→ Task requirements: All the data must come back unchanged, except that pictures are left out.

→ Records shown:
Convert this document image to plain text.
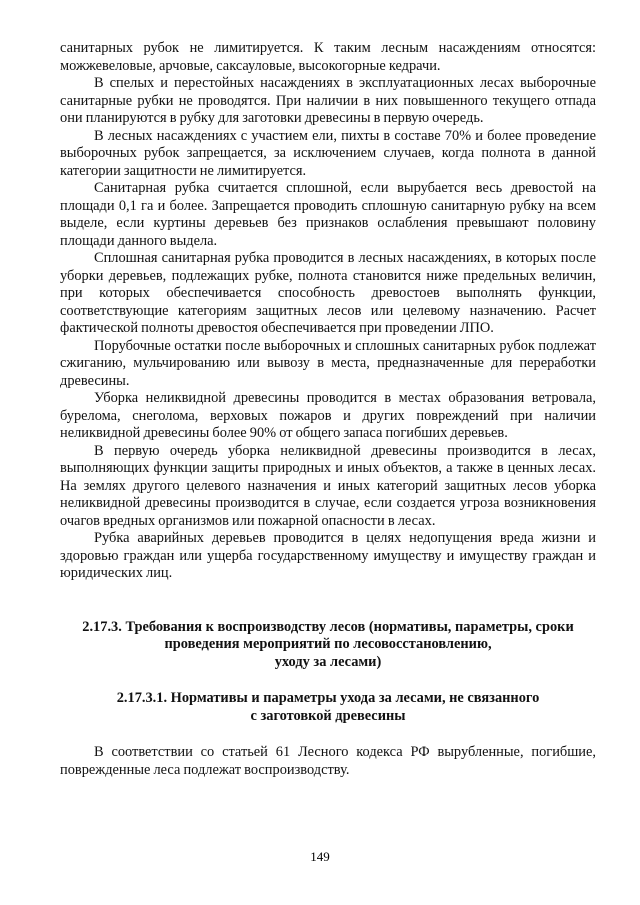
санитарных рубок не лимитируется. К таким лесным насаждениям относятся: можжевеловые, арчовые, саксауловые, высокогорные кедрачи.

В спелых и перестойных насаждениях в эксплуатационных лесах выборочные санитарные рубки не проводятся. При наличии в них повышенного текущего отпада они планируются в рубку для заготовки древесины в первую очередь.

В лесных насаждениях с участием ели, пихты в составе 70% и более проведение выборочных рубок запрещается, за исключением случаев, когда полнота в данной категории защитности не лимитируется.

Санитарная рубка считается сплошной, если вырубается весь древостой на площади 0,1 га и более. Запрещается проводить сплошную санитарную рубку на всем выделе, если куртины деревьев без признаков ослабления превышают половину площади данного выдела.

Сплошная санитарная рубка проводится в лесных насаждениях, в которых после уборки деревьев, подлежащих рубке, полнота становится ниже предельных величин, при которых обеспечивается способность древостоев выполнять функции, соответствующие категориям защитных лесов или целевому назначению. Расчет фактической полноты древостоя обеспечивается при проведении ЛПО.

Порубочные остатки после выборочных и сплошных санитарных рубок подлежат сжиганию, мульчированию или вывозу в места, предназначенные для переработки древесины.

Уборка неликвидной древесины проводится в местах образования ветровала, бурелома, снеголома, верховых пожаров и других повреждений при наличии неликвидной древесины более 90% от общего запаса погибших деревьев.

В первую очередь уборка неликвидной древесины производится в лесах, выполняющих функции защиты природных и иных объектов, а также в ценных лесах. На землях другого целевого назначения и иных категорий защитных лесов уборка неликвидной древесины производится в случае, если создается угроза возникновения очагов вредных организмов или пожарной опасности в лесах.

Рубка аварийных деревьев проводится в целях недопущения вреда жизни и здоровью граждан или ущерба государственному имуществу и имуществу граждан и юридических лиц.

2.17.3. Требования к воспроизводству лесов (нормативы, параметры, сроки
проведения мероприятий по лесовосстановлению,
уходу за лесами)
2.17.3.1. Нормативы и параметры ухода за лесами, не связанного
с заготовкой древесины

В соответствии со статьей 61 Лесного кодекса РФ вырубленные, погибшие, поврежденные леса подлежат воспроизводству.

149
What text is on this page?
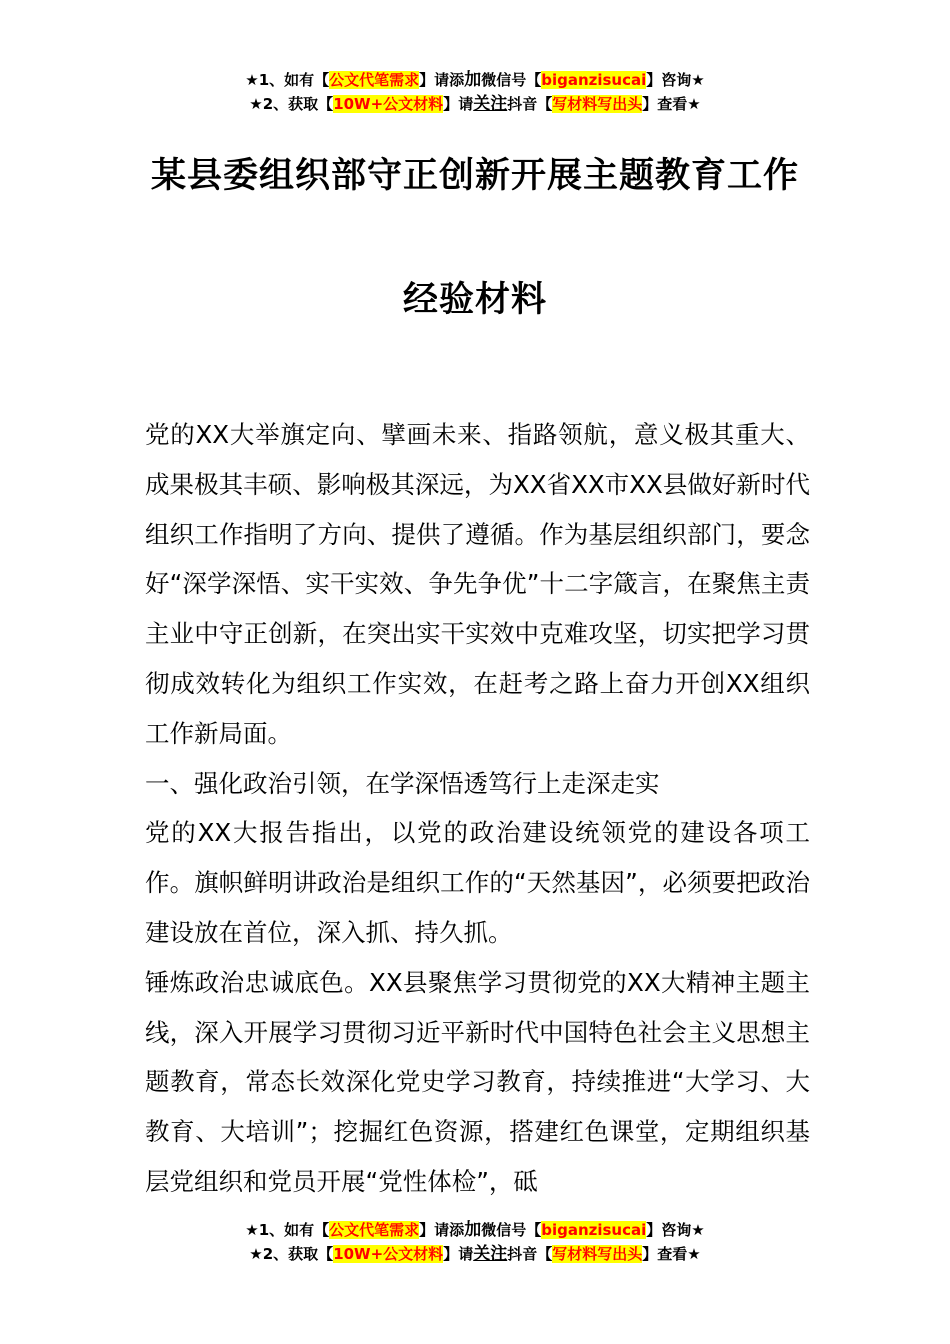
★1、如有【公文代笔需求】请添加微信号【biganzisucai】咨询★
★2、获取【10W+公文材料】请关注抖音【写材料写出头】查看★
某县委组织部守正创新开展主题教育工作
经验材料

党的XX大举旗定向、擘画未来、指路领航，意义极其重大、成果极其丰硕、影响极其深远，为XX省XX市XX县做好新时代组织工作指明了方向、提供了遵循。作为基层组织部门，要念好“深学深悟、实干实效、争先争优”十二字箴言，在聚焦主责主业中守正创新，在突出实干实效中克难攻坚，切实把学习贯彻成效转化为组织工作实效，在赶考之路上奋力开创XX组织工作新局面。

一、强化政治引领，在学深悟透笃行上走深走实

党的XX大报告指出，以党的政治建设统领党的建设各项工作。旗帜鲜明讲政治是组织工作的“天然基因”，必须要把政治建设放在首位，深入抓、持久抓。

锤炼政治忠诚底色。XX县聚焦学习贯彻党的XX大精神主题主线，深入开展学习贯彻习近平新时代中国特色社会主义思想主题教育，常态长效深化党史学习教育，持续推进“大学习、大教育、大培训”；挖掘红色资源，搭建红色课堂，定期组织基层党组织和党员开展“党性体检”，砥

★1、如有【公文代笔需求】请添加微信号【biganzisucai】咨询★
★2、获取【10W+公文材料】请关注抖音【写材料写出头】查看★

→ Answer to this exercise:
Convert this document image to plain text.
санитарных рубок не лимитируется. К таким лесным насаждениям относятся: можжевеловые, арчовые, саксауловые, высокогорные кедрачи.

В спелых и перестойных насаждениях в эксплуатационных лесах выборочные санитарные рубки не проводятся. При наличии в них повышенного текущего отпада они планируются в рубку для заготовки древесины в первую очередь.

В лесных насаждениях с участием ели, пихты в составе 70% и более проведение выборочных рубок запрещается, за исключением случаев, когда полнота в данной категории защитности не лимитируется.

Санитарная рубка считается сплошной, если вырубается весь древостой на площади 0,1 га и более. Запрещается проводить сплошную санитарную рубку на всем выделе, если куртины деревьев без признаков ослабления превышают половину площади данного выдела.

Сплошная санитарная рубка проводится в лесных насаждениях, в которых после уборки деревьев, подлежащих рубке, полнота становится ниже предельных величин, при которых обеспечивается способность древостоев выполнять функции, соответствующие категориям защитных лесов или целевому назначению. Расчет фактической полноты древостоя обеспечивается при проведении ЛПО.

Порубочные остатки после выборочных и сплошных санитарных рубок подлежат сжиганию, мульчированию или вывозу в места, предназначенные для переработки древесины.

Уборка неликвидной древесины проводится в местах образования ветровала, бурелома, снеголома, верховых пожаров и других повреждений при наличии неликвидной древесины более 90% от общего запаса погибших деревьев.

В первую очередь уборка неликвидной древесины производится в лесах, выполняющих функции защиты природных и иных объектов, а также в ценных лесах. На землях другого целевого назначения и иных категорий защитных лесов уборка неликвидной древесины производится в случае, если создается угроза возникновения очагов вредных организмов или пожарной опасности в лесах.

Рубка аварийных деревьев проводится в целях недопущения вреда жизни и здоровью граждан или ущерба государственному имуществу и имуществу граждан и юридических лиц.

2.17.3. Требования к воспроизводству лесов (нормативы, параметры, сроки
проведения мероприятий по лесовосстановлению,
уходу за лесами)
2.17.3.1. Нормативы и параметры ухода за лесами, не связанного
с заготовкой древесины

В соответствии со статьей 61 Лесного кодекса РФ вырубленные, погибшие, поврежденные леса подлежат воспроизводству.

149
What text is on this page?
★1、如有【公文代笔需求】请添加微信号【biganzisucai】咨询★
★2、获取【10W+公文材料】请关注抖音【写材料写出头】查看★
某县委组织部守正创新开展主题教育工作
经验材料

党的XX大举旗定向、擘画未来、指路领航，意义极其重大、成果极其丰硕、影响极其深远，为XX省XX市XX县做好新时代组织工作指明了方向、提供了遵循。作为基层组织部门，要念好“深学深悟、实干实效、争先争优”十二字箴言，在聚焦主责主业中守正创新，在突出实干实效中克难攻坚，切实把学习贯彻成效转化为组织工作实效，在赶考之路上奋力开创XX组织工作新局面。

一、强化政治引领，在学深悟透笃行上走深走实

党的XX大报告指出，以党的政治建设统领党的建设各项工作。旗帜鲜明讲政治是组织工作的“天然基因”，必须要把政治建设放在首位，深入抓、持久抓。

锤炼政治忠诚底色。XX县聚焦学习贯彻党的XX大精神主题主线，深入开展学习贯彻习近平新时代中国特色社会主义思想主题教育，常态长效深化党史学习教育，持续推进“大学习、大教育、大培训”；挖掘红色资源，搭建红色课堂，定期组织基层党组织和党员开展“党性体检”，砥

★1、如有【公文代笔需求】请添加微信号【biganzisucai】咨询★
★2、获取【10W+公文材料】请关注抖音【写材料写出头】查看★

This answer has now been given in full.